**Task directions**
Determine the number of lines containing the word "step", and state that figure alone.
═══ Supplied records
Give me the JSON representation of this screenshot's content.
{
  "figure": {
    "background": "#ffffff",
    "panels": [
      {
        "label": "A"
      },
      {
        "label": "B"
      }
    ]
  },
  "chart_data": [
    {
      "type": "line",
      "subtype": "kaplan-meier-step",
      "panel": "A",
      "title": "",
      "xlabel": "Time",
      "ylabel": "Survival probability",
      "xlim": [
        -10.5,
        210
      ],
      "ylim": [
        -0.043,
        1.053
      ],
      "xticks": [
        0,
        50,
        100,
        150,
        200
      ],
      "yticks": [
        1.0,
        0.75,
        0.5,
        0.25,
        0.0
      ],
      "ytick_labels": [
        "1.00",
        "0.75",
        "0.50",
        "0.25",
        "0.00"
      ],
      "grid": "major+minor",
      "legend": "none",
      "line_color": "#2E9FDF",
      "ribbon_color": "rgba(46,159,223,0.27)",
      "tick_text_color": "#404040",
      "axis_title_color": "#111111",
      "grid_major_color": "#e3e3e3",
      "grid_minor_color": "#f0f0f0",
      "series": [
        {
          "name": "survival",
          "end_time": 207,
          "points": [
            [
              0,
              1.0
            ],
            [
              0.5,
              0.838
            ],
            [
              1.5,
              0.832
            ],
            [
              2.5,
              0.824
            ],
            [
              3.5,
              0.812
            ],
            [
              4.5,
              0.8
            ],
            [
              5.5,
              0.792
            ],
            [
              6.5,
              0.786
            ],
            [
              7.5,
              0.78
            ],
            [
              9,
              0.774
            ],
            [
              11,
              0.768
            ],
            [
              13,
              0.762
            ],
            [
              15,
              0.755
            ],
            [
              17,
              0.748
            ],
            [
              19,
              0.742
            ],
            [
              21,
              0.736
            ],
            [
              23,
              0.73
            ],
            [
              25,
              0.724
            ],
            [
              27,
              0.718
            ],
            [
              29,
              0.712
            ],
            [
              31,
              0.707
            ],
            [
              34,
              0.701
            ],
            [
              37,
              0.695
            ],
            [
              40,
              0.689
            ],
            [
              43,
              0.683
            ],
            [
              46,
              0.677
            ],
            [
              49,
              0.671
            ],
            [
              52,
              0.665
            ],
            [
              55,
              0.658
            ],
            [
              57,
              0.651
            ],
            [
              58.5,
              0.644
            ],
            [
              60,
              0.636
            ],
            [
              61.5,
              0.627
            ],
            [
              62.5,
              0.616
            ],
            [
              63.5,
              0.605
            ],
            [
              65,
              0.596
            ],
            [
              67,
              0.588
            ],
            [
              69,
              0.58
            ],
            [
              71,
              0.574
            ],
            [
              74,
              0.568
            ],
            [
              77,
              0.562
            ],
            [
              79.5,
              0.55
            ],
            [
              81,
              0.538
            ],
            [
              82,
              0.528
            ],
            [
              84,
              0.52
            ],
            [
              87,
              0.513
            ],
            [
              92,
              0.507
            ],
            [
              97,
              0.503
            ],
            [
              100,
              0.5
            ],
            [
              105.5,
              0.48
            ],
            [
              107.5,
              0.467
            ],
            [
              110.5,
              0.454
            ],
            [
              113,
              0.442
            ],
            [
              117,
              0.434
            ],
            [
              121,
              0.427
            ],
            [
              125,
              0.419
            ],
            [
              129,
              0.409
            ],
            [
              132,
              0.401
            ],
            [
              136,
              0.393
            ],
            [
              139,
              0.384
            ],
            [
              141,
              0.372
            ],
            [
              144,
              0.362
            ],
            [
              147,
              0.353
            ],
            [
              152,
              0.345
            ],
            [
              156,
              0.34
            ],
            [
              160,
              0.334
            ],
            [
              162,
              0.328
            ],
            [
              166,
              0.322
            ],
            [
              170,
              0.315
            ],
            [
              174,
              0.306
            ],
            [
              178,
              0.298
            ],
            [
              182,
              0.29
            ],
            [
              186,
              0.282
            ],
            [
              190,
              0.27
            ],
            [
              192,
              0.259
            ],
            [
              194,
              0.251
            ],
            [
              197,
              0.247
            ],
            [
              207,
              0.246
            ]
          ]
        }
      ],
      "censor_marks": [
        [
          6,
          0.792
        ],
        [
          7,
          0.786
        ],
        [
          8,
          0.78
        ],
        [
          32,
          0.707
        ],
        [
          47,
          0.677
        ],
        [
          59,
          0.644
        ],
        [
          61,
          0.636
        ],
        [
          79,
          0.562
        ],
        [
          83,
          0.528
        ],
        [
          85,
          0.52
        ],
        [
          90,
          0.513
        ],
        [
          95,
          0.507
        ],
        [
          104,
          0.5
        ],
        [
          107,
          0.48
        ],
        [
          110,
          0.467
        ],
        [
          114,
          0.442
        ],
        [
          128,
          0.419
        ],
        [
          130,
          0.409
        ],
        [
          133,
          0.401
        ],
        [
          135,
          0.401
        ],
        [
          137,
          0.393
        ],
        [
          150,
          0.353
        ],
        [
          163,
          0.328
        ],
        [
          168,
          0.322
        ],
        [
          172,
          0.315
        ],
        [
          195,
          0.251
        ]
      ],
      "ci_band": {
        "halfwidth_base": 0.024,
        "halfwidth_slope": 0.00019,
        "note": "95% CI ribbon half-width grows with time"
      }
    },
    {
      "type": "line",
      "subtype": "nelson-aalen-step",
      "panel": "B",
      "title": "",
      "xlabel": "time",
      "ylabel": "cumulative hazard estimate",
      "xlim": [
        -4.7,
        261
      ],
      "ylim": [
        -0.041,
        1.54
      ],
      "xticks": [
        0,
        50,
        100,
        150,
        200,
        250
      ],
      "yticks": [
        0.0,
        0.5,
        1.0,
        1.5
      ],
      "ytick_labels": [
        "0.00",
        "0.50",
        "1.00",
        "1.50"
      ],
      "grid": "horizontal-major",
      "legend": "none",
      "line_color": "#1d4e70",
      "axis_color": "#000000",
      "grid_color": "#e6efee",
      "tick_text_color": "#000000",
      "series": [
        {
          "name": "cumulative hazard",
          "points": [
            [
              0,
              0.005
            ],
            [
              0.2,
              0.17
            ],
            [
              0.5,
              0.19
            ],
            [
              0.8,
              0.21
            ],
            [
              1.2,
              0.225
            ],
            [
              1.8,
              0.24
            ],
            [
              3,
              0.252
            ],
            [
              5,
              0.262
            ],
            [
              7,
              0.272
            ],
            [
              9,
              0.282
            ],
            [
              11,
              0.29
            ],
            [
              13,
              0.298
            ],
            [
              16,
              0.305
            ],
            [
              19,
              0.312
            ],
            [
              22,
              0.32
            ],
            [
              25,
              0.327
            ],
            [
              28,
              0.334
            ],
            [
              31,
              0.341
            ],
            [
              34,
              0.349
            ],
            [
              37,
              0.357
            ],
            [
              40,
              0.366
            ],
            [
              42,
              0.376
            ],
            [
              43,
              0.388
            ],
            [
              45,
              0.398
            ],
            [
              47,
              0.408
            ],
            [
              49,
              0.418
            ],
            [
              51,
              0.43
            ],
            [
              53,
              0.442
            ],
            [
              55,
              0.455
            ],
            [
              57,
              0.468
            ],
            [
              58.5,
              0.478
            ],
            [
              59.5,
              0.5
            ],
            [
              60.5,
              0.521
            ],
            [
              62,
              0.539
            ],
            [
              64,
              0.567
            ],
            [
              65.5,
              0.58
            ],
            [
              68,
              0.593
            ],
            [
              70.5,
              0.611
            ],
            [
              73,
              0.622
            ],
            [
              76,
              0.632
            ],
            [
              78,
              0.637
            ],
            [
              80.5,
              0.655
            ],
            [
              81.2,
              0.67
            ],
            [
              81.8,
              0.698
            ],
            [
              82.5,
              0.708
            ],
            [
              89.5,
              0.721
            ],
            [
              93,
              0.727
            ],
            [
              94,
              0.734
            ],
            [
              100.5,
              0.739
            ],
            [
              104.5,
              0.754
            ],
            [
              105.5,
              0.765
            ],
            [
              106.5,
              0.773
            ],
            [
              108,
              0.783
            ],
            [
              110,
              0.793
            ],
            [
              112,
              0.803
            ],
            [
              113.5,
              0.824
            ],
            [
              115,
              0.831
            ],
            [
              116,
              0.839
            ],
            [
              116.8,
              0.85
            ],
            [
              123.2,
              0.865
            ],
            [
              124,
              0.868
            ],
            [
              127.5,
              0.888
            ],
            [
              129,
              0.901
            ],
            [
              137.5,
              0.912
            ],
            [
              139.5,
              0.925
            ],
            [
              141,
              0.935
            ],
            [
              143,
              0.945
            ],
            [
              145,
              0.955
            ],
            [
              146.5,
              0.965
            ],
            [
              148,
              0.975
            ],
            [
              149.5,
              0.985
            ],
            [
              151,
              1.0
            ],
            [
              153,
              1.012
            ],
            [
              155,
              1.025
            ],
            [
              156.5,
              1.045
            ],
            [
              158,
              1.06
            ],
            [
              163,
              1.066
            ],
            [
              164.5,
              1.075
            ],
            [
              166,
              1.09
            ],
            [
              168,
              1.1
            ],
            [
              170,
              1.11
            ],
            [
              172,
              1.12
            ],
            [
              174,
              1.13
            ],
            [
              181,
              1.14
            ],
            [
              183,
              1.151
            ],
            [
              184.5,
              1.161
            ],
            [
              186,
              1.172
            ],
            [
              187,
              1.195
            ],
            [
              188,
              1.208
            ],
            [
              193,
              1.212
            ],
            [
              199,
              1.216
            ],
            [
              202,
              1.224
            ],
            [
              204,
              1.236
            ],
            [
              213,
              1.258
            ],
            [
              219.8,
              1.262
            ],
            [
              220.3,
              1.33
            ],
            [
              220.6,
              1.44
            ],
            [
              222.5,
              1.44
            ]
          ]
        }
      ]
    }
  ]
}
══════
**Solution**
2